Count how many lines hold the string "numbers", and give only that number.

%%

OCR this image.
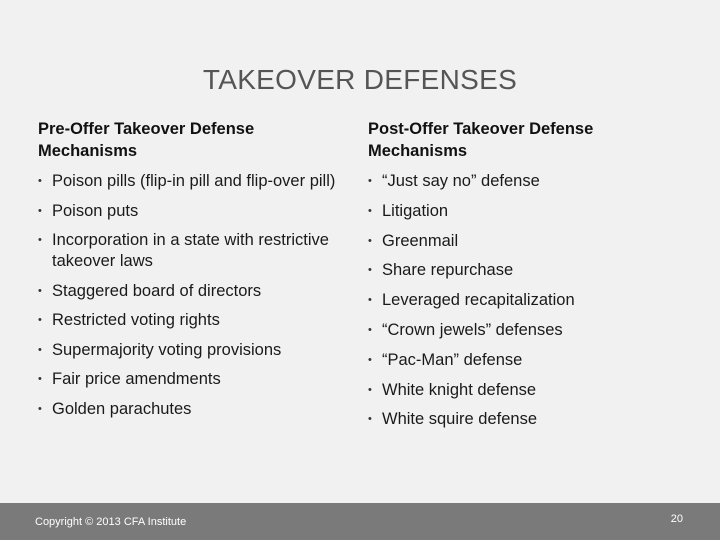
TAKEOVER DEFENSES
Pre-Offer Takeover Defense Mechanisms
• Poison pills (flip-in pill and flip-over pill)
• Poison puts
• Incorporation in a state with restrictive takeover laws
• Staggered board of directors
• Restricted voting rights
• Supermajority voting provisions
• Fair price amendments
• Golden parachutes
Post-Offer Takeover Defense Mechanisms
• “Just say no” defense
• Litigation
• Greenmail
• Share repurchase
• Leveraged recapitalization
• “Crown jewels” defenses
• “Pac-Man” defense
• White knight defense
• White squire defense
Copyright © 2013 CFA Institute	20
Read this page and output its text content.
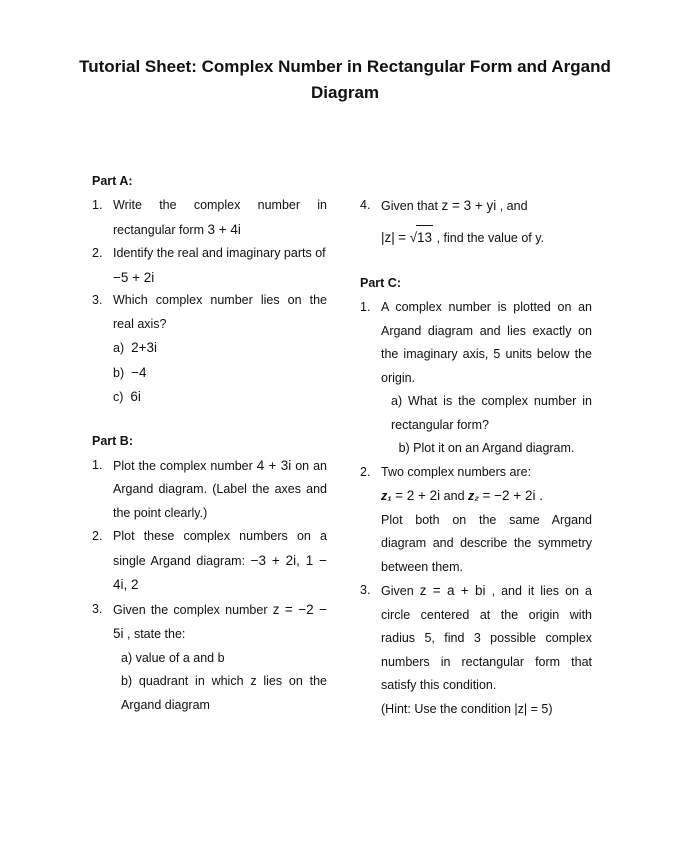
Tutorial Sheet: Complex Number in Rectangular Form and Argand
Diagram
Part A:
1. Write the complex number in rectangular form 3 + 4i
2. Identify the real and imaginary parts of
−5 + 2i
3. Which complex number lies on the real axis?
a) 2+3i
b) −4
c) 6i
Part B:
1. Plot the complex number 4 + 3i on an Argand diagram. (Label the axes and the point clearly.)
2. Plot these complex numbers on a single Argand diagram: −3 + 2i, 1 − 4i, 2
3. Given the complex number z = −2 − 5i , state the:
a) value of a and b
b) quadrant in which z lies on the Argand diagram
4. Given that z = 3 + yi , and
|z| = √13 , find the value of y.
Part C:
1. A complex number is plotted on an Argand diagram and lies exactly on the imaginary axis, 5 units below the origin.
a) What is the complex number in rectangular form?
b) Plot it on an Argand diagram.
2. Two complex numbers are:
z₁ = 2 + 2i and z₂ = −2 + 2i .
Plot both on the same Argand diagram and describe the symmetry between them.
3. Given z = a + bi , and it lies on a circle centered at the origin with radius 5, find 3 possible complex numbers in rectangular form that satisfy this condition.
(Hint: Use the condition |z| = 5)
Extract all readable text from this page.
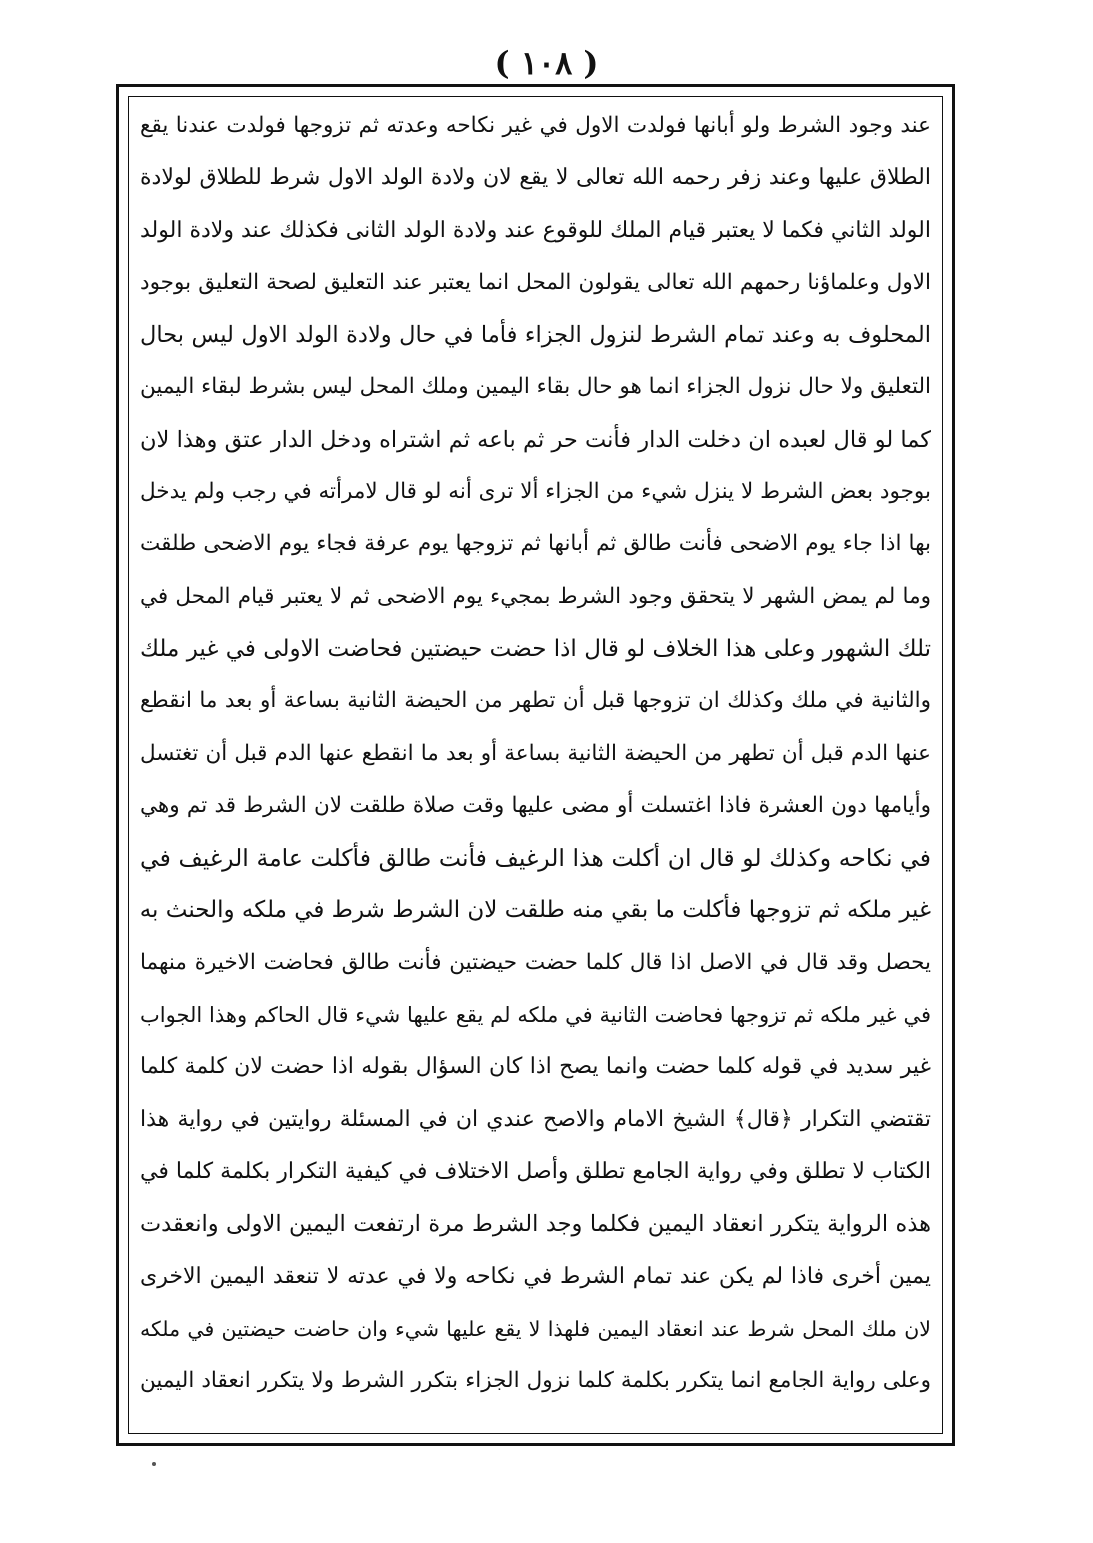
( ١٠٨ )
عند وجود الشرط ولو أبانها فولدت الاول في غير نكاحه وعدته ثم تزوجها فولدت عندنا يقع
الطلاق عليها وعند زفر رحمه الله تعالى لا يقع لان ولادة الولد الاول شرط للطلاق لولادة
الولد الثاني فكما لا يعتبر قيام الملك للوقوع عند ولادة الولد الثانى فكذلك عند ولادة الولد
الاول وعلماؤنا رحمهم الله تعالى يقولون المحل انما يعتبر عند التعليق لصحة التعليق بوجود
المحلوف به وعند تمام الشرط لنزول الجزاء فأما في حال ولادة الولد الاول ليس بحال
التعليق ولا حال نزول الجزاء انما هو حال بقاء اليمين وملك المحل ليس بشرط لبقاء اليمين
كما لو قال لعبده ان دخلت الدار فأنت حر ثم باعه ثم اشتراه ودخل الدار عتق وهذا لان
بوجود بعض الشرط لا ينزل شيء من الجزاء ألا ترى أنه لو قال لامرأته في رجب ولم يدخل
بها اذا جاء يوم الاضحى فأنت طالق ثم أبانها ثم تزوجها يوم عرفة فجاء يوم الاضحى طلقت
وما لم يمض الشهر لا يتحقق وجود الشرط بمجيء يوم الاضحى ثم لا يعتبر قيام المحل في
تلك الشهور وعلى هذا الخلاف لو قال اذا حضت حيضتين فحاضت الاولى في غير ملك
والثانية في ملك وكذلك ان تزوجها قبل أن تطهر من الحيضة الثانية بساعة أو بعد ما انقطع
عنها الدم قبل أن تطهر من الحيضة الثانية بساعة أو بعد ما انقطع عنها الدم قبل أن تغتسل
وأيامها دون العشرة فاذا اغتسلت أو مضى عليها وقت صلاة طلقت لان الشرط قد تم وهي
في نكاحه وكذلك لو قال ان أكلت هذا الرغيف فأنت طالق فأكلت عامة الرغيف في
غير ملكه ثم تزوجها فأكلت ما بقي منه طلقت لان الشرط شرط في ملكه والحنث به
يحصل وقد قال في الاصل اذا قال كلما حضت حيضتين فأنت طالق فحاضت الاخيرة منهما
في غير ملكه ثم تزوجها فحاضت الثانية في ملكه لم يقع عليها شيء قال الحاكم وهذا الجواب
غير سديد في قوله كلما حضت وانما يصح اذا كان السؤال بقوله اذا حضت لان كلمة كلما
تقتضي التكرار ﴿قال﴾ الشيخ الامام والاصح عندي ان في المسئلة روايتين في رواية هذا
الكتاب لا تطلق وفي رواية الجامع تطلق وأصل الاختلاف في كيفية التكرار بكلمة كلما في
هذه الرواية يتكرر انعقاد اليمين فكلما وجد الشرط مرة ارتفعت اليمين الاولى وانعقدت
يمين أخرى فاذا لم يكن عند تمام الشرط في نكاحه ولا في عدته لا تنعقد اليمين الاخرى
لان ملك المحل شرط عند انعقاد اليمين فلهذا لا يقع عليها شيء وان حاضت حيضتين في ملكه
وعلى رواية الجامع انما يتكرر بكلمة كلما نزول الجزاء بتكرر الشرط ولا يتكرر انعقاد اليمين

%%

#### OUTPUT BELOW:
3